'''

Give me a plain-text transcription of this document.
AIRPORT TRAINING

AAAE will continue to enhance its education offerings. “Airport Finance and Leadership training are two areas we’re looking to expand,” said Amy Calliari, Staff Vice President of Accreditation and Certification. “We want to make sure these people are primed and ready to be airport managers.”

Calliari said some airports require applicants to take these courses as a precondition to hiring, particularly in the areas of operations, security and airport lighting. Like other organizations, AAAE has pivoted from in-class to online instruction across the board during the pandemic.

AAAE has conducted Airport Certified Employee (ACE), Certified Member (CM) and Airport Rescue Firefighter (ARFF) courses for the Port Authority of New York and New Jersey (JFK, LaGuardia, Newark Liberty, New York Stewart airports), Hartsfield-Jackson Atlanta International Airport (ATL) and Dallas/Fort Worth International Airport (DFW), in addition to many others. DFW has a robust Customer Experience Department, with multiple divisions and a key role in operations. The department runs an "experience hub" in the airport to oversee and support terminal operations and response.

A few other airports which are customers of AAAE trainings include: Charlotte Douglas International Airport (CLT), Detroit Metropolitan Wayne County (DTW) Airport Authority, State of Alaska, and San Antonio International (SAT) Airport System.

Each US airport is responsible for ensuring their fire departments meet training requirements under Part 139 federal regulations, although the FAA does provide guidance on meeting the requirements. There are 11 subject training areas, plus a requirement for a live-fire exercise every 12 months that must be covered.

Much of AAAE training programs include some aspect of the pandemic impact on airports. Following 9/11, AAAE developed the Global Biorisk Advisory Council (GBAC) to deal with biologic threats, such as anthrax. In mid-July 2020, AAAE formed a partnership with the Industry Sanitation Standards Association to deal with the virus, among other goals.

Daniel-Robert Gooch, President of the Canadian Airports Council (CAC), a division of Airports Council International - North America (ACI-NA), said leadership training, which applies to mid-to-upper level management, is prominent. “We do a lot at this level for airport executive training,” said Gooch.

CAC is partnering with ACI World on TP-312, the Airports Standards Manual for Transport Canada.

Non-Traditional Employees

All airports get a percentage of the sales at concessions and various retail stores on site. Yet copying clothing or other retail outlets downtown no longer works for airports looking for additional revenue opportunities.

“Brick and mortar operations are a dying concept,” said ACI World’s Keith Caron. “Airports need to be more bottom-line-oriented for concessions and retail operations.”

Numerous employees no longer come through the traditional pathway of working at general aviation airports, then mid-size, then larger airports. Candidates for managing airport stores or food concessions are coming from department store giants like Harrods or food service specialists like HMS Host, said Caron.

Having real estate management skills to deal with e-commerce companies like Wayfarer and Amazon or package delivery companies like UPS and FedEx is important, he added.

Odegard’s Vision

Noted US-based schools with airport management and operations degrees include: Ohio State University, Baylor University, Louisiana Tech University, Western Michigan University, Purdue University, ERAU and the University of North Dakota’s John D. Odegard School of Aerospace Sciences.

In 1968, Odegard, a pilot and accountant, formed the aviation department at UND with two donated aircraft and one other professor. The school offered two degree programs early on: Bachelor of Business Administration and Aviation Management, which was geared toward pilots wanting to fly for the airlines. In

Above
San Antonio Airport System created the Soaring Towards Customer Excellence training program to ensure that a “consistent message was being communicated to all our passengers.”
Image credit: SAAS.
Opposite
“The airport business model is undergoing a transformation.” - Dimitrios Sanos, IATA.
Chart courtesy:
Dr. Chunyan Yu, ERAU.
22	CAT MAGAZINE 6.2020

'''

▸ Exercise instructions
Each line of the data is to be transcribed exactly, with nothing left out.

▸ Response to the exercise
Give me a plain-text transcription of this document.
AIRPORT TRAINING

AAAE will continue to enhance its education offerings. “Airport Finance and Leadership training are two areas we’re looking to expand,” said Amy Calliari, Staff Vice President of Accreditation and Certification. “We want to make sure these people are primed and ready to be airport managers.”

Calliari said some airports require applicants to take these courses as a precondition to hiring, particularly in the areas of operations, security and airport lighting. Like other organizations, AAAE has pivoted from in-class to online instruction across the board during the pandemic.

AAAE has conducted Airport Certified Employee (ACE), Certified Member (CM) and Airport Rescue Firefighter (ARFF) courses for the Port Authority of New York and New Jersey (JFK, LaGuardia, Newark Liberty, New York Stewart airports), Hartsfield-Jackson Atlanta International Airport (ATL) and Dallas/Fort Worth International Airport (DFW), in addition to many others. DFW has a robust Customer Experience Department, with multiple divisions and a key role in operations. The department runs an "experience hub" in the airport to oversee and support terminal operations and response.

A few other airports which are customers of AAAE trainings include: Charlotte Douglas International Airport (CLT), Detroit Metropolitan Wayne County (DTW) Airport Authority, State of Alaska, and San Antonio International (SAT) Airport System.

Each US airport is responsible for ensuring their fire departments meet training requirements under Part 139 federal regulations, although the FAA does provide guidance on meeting the requirements. There are 11 subject training areas, plus a requirement for a live-fire exercise every 12 months that must be covered.

Much of AAAE training programs include some aspect of the pandemic impact on airports. Following 9/11, AAAE developed the Global Biorisk Advisory Council (GBAC) to deal with biologic threats, such as anthrax. In mid-July 2020, AAAE formed a partnership with the Industry Sanitation Standards Association to deal with the virus, among other goals.

Daniel-Robert Gooch, President of the Canadian Airports Council (CAC), a division of Airports Council International - North America (ACI-NA), said leadership training, which applies to mid-to-upper level management, is prominent. “We do a lot at this level for airport executive training,” said Gooch.

CAC is partnering with ACI World on TP-312, the Airports Standards Manual for Transport Canada.

Non-Traditional Employees

All airports get a percentage of the sales at concessions and various retail stores on site. Yet copying clothing or other retail outlets downtown no longer works for airports looking for additional revenue opportunities.

“Brick and mortar operations are a dying concept,” said ACI World’s Keith Caron. “Airports need to be more bottom-line-oriented for concessions and retail operations.”

Numerous employees no longer come through the traditional pathway of working at general aviation airports, then mid-size, then larger airports. Candidates for managing airport stores or food concessions are coming from department store giants like Harrods or food service specialists like HMS Host, said Caron.

Having real estate management skills to deal with e-commerce companies like Wayfarer and Amazon or package delivery companies like UPS and FedEx is important, he added.

Odegard’s Vision

Noted US-based schools with airport management and operations degrees include: Ohio State University, Baylor University, Louisiana Tech University, Western Michigan University, Purdue University, ERAU and the University of North Dakota’s John D. Odegard School of Aerospace Sciences.

In 1968, Odegard, a pilot and accountant, formed the aviation department at UND with two donated aircraft and one other professor. The school offered two degree programs early on: Bachelor of Business Administration and Aviation Management, which was geared toward pilots wanting to fly for the airlines. In

Above
San Antonio Airport System created the Soaring Towards Customer Excellence training program to ensure that a “consistent message was being communicated to all our passengers.”
Image credit: SAAS.
Opposite
“The airport business model is undergoing a transformation.” - Dimitrios Sanos, IATA.
Chart courtesy:
Dr. Chunyan Yu, ERAU.
22	CAT MAGAZINE 6.2020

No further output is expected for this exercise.